● **Instruction**:
Find the lines with the string "الدفع" and return them.
═══ Provided information
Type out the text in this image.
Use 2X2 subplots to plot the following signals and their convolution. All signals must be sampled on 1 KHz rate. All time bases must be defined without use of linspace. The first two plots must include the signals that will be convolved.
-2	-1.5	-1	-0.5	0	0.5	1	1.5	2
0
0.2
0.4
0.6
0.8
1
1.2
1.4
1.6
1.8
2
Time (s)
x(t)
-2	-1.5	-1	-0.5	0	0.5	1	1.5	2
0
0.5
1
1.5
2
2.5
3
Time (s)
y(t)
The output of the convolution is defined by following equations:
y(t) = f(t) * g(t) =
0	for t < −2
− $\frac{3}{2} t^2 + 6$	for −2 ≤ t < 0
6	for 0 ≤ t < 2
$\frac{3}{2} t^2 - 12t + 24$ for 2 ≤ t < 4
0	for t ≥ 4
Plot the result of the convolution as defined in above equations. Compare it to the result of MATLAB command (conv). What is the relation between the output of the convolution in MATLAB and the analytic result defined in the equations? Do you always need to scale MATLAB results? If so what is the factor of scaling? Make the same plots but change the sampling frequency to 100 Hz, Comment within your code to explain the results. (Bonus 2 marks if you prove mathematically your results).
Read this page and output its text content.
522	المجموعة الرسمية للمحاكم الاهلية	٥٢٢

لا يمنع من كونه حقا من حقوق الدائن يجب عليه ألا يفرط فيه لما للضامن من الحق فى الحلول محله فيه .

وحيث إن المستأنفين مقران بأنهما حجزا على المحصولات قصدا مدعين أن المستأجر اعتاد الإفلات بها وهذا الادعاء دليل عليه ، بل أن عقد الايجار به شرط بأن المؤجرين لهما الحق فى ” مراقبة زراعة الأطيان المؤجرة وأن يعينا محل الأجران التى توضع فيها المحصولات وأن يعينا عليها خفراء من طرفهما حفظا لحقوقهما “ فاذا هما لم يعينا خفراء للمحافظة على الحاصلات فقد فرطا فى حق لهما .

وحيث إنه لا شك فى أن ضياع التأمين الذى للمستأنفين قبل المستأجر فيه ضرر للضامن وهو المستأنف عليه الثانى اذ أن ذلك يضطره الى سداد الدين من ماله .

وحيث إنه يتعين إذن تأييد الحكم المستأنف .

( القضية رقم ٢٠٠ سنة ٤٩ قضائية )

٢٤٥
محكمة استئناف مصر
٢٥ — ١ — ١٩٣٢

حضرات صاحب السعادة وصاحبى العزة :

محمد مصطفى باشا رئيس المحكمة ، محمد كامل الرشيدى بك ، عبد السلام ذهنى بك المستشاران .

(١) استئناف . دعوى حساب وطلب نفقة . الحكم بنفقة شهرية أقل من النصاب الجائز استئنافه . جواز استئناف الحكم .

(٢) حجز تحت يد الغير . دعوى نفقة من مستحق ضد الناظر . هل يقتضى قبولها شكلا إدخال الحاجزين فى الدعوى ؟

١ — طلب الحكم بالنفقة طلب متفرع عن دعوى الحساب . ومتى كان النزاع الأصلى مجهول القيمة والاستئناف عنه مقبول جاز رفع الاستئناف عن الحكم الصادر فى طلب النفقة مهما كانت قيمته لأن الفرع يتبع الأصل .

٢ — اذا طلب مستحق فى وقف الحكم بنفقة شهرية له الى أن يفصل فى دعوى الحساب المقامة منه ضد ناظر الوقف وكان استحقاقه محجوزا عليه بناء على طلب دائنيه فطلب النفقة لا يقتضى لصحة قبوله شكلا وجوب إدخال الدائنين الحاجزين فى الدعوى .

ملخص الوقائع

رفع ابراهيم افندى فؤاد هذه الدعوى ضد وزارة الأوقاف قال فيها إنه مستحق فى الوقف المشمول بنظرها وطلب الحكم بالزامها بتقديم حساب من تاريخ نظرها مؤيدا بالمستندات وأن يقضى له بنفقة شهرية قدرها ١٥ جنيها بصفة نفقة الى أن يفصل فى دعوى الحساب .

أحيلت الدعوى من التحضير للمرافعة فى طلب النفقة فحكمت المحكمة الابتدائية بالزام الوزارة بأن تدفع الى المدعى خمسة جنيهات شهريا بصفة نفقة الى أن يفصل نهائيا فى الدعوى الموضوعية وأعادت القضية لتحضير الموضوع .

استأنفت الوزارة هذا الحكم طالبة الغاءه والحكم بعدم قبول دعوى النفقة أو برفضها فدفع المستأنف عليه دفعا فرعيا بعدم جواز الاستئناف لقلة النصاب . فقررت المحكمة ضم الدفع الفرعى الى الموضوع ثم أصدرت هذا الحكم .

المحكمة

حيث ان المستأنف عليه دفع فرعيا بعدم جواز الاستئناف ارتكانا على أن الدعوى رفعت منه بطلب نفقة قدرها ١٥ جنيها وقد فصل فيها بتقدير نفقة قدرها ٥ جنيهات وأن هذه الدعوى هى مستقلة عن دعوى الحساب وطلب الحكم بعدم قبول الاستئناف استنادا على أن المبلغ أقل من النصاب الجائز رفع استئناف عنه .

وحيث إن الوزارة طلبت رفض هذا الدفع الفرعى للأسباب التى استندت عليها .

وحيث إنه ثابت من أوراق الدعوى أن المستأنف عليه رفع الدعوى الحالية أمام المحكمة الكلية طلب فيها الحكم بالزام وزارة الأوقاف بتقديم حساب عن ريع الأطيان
══════
● **Exercise output**:
استأنفت الوزارة هذا الحكم طالبة الغاءه والحكم بعدم قبول دعوى النفقة أو برفضها فدفع المستأنف عليه دفعا فرعيا بعدم جواز الاستئناف لقلة النصاب . فقررت المحكمة ضم الدفع الفرعى الى الموضوع ثم أصدرت هذا الحكم .
وحيث إن الوزارة طلبت رفض هذا الدفع الفرعى للأسباب التى استندت عليها .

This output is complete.